WRITTEN PROBLEM ▸ What lines of the data include the string "ylabel"? Copy them all.

DATA SECTION ▸
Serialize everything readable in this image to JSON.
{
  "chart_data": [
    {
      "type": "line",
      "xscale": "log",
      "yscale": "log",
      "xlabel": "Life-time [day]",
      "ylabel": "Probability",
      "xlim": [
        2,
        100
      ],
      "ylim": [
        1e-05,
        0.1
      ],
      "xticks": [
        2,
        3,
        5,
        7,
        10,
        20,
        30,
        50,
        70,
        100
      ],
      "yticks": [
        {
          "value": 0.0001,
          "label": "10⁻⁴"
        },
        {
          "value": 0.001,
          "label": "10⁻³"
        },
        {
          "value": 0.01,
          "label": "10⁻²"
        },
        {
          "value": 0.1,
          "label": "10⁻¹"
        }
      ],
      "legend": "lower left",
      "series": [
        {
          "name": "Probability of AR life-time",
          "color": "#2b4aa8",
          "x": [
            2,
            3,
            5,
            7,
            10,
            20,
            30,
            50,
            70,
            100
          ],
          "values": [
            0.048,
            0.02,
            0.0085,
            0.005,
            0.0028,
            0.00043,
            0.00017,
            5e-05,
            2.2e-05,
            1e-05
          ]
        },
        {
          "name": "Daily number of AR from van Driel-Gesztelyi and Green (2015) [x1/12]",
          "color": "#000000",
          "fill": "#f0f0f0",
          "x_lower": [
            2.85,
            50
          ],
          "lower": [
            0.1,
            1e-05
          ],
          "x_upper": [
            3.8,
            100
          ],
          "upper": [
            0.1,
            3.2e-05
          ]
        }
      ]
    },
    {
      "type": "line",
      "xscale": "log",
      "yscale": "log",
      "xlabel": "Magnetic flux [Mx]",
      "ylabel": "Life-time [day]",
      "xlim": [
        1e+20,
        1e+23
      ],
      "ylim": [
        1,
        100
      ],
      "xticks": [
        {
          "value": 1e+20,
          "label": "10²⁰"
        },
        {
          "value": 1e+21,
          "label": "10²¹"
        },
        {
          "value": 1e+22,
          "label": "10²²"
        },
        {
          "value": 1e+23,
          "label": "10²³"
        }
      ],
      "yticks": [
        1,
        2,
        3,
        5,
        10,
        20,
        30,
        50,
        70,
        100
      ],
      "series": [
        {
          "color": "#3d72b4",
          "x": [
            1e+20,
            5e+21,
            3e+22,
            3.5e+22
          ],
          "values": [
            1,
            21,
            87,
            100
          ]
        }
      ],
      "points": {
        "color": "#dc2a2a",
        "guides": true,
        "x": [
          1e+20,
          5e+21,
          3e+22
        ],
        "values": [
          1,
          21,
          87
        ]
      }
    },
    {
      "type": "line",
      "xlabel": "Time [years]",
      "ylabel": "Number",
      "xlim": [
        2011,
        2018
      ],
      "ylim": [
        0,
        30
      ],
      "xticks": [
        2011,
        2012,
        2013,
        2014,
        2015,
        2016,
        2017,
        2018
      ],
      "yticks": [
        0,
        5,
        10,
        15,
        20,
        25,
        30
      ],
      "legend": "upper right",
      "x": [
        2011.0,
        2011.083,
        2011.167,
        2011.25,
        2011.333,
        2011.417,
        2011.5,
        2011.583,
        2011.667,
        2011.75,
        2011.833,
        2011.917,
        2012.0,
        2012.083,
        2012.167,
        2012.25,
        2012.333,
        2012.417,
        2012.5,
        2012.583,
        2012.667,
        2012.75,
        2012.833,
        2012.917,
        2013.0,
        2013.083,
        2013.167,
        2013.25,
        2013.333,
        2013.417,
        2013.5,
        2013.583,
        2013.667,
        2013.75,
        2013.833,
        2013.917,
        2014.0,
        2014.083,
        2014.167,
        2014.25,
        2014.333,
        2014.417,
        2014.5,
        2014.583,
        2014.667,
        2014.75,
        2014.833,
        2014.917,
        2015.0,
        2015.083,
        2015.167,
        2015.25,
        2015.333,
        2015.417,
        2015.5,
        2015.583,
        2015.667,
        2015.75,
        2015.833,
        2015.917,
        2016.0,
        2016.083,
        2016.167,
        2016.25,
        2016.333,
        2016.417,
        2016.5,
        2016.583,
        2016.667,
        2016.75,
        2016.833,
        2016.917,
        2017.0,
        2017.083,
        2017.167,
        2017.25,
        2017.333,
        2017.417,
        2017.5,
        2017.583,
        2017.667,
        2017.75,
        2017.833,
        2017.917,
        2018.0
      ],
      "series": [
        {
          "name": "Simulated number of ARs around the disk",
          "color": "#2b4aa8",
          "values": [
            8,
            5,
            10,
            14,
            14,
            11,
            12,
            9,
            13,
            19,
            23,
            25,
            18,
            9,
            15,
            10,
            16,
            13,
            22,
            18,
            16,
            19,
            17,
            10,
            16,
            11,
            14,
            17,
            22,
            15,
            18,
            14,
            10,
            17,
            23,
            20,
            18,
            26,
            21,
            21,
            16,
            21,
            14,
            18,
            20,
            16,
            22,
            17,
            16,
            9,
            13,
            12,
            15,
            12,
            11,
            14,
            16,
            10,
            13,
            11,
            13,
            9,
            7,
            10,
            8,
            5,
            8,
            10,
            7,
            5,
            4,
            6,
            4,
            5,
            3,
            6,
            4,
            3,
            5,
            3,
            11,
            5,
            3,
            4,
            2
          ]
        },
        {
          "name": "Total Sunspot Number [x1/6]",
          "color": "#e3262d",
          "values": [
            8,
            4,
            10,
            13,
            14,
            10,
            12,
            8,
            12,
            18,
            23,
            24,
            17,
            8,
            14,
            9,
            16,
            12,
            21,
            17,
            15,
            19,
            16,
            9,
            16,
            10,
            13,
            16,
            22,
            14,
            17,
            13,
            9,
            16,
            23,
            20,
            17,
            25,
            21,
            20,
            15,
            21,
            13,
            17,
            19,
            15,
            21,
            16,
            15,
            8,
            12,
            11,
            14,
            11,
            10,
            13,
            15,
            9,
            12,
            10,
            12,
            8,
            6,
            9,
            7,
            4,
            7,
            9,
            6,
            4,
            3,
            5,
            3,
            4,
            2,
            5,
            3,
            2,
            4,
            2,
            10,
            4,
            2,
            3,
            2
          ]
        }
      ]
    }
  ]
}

SOLUTION ▸
      "ylabel": "Probability",
      "ylabel": "Life-time [day]",
      "ylabel": "Number",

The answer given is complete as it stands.